*** Material to process Section Begins ***

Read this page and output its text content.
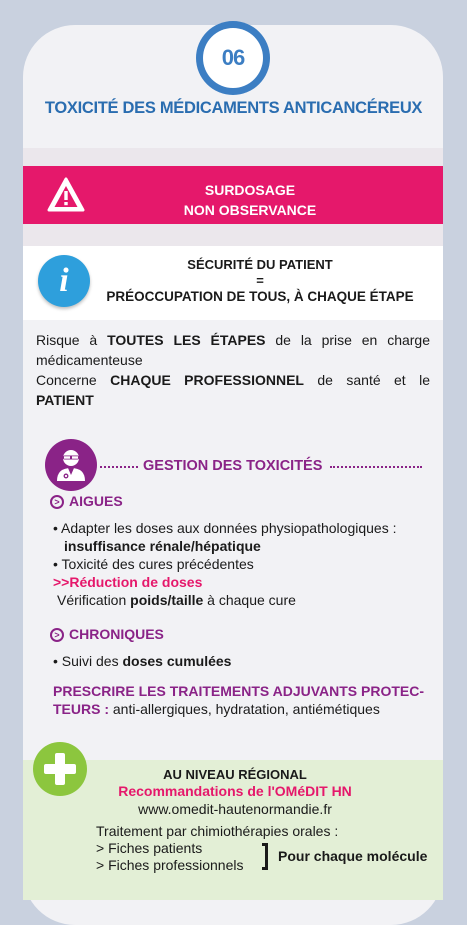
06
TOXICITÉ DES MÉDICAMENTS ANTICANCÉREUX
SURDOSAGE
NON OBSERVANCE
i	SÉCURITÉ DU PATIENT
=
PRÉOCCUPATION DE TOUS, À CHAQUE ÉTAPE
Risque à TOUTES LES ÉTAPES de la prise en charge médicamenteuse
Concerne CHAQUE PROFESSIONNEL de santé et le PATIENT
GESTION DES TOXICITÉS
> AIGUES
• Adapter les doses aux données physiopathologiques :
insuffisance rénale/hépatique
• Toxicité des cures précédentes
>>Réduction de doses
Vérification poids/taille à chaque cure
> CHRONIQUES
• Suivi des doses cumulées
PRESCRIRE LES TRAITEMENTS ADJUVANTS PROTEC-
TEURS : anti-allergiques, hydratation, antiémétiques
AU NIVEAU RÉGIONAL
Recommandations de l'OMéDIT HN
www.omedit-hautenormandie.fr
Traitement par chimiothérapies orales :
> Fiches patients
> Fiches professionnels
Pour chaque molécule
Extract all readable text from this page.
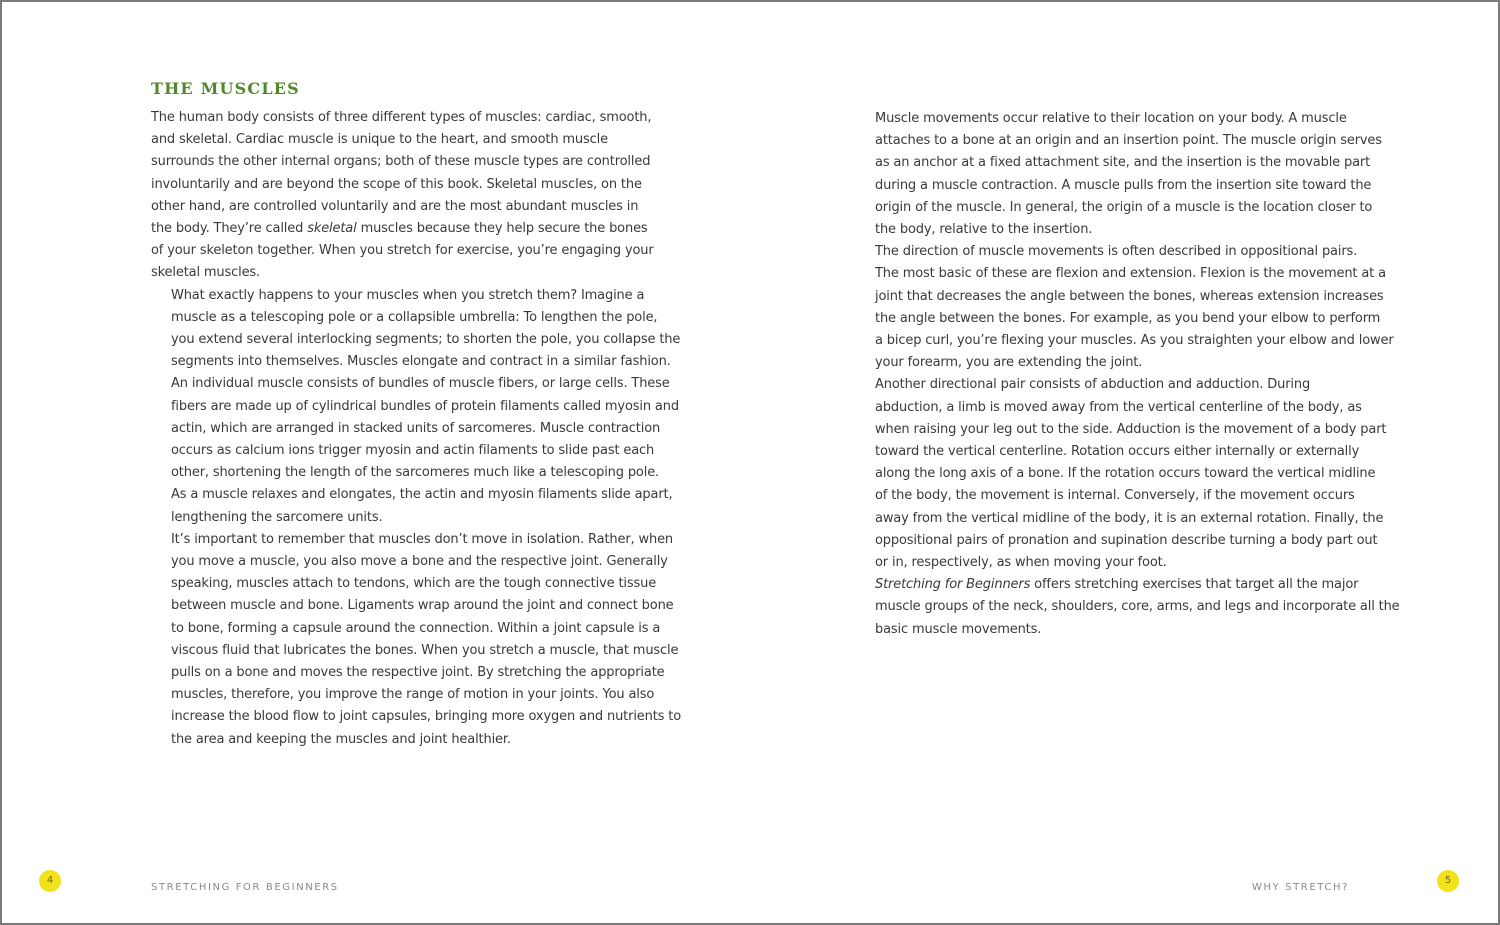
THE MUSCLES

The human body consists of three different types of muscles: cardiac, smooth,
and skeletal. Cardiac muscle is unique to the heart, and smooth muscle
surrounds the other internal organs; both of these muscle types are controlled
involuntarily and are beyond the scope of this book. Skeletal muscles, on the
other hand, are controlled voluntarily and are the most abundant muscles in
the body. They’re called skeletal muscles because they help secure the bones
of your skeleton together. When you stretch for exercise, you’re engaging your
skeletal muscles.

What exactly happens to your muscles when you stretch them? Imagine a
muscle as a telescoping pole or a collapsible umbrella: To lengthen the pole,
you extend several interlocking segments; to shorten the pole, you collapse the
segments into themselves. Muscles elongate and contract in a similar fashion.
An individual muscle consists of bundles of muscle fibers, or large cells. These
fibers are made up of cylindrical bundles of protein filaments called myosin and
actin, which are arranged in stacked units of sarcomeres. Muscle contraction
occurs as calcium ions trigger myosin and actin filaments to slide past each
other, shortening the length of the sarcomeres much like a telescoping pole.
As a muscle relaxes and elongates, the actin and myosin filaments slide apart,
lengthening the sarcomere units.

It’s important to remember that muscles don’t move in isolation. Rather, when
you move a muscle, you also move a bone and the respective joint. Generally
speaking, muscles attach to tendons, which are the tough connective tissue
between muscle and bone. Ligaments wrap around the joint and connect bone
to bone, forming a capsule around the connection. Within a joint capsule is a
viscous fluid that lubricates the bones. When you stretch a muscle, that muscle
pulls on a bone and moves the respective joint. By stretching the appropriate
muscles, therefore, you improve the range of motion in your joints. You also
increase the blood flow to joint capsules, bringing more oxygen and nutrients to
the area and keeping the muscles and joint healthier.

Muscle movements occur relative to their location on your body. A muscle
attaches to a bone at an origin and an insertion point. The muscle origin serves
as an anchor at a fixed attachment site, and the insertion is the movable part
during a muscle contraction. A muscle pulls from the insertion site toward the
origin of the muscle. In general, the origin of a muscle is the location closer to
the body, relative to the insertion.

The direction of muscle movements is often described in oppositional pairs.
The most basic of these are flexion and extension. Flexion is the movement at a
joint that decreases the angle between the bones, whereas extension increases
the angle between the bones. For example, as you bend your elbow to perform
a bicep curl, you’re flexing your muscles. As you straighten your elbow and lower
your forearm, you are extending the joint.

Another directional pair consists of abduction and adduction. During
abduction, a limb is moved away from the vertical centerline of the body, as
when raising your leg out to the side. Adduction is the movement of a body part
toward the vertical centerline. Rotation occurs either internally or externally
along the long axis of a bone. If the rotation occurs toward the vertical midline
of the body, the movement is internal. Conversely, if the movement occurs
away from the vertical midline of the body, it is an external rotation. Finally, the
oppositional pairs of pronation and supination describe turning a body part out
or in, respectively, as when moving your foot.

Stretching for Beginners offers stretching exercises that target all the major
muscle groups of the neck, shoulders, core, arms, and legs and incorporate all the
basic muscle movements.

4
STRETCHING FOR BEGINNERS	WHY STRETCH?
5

*** Material to process Section Ends ***

Within the material above, show every line that includes "midline".

### Output below
along the long axis of a bone. If the rotation occurs toward the vertical midline
away from the vertical midline of the body, it is an external rotation. Finally, the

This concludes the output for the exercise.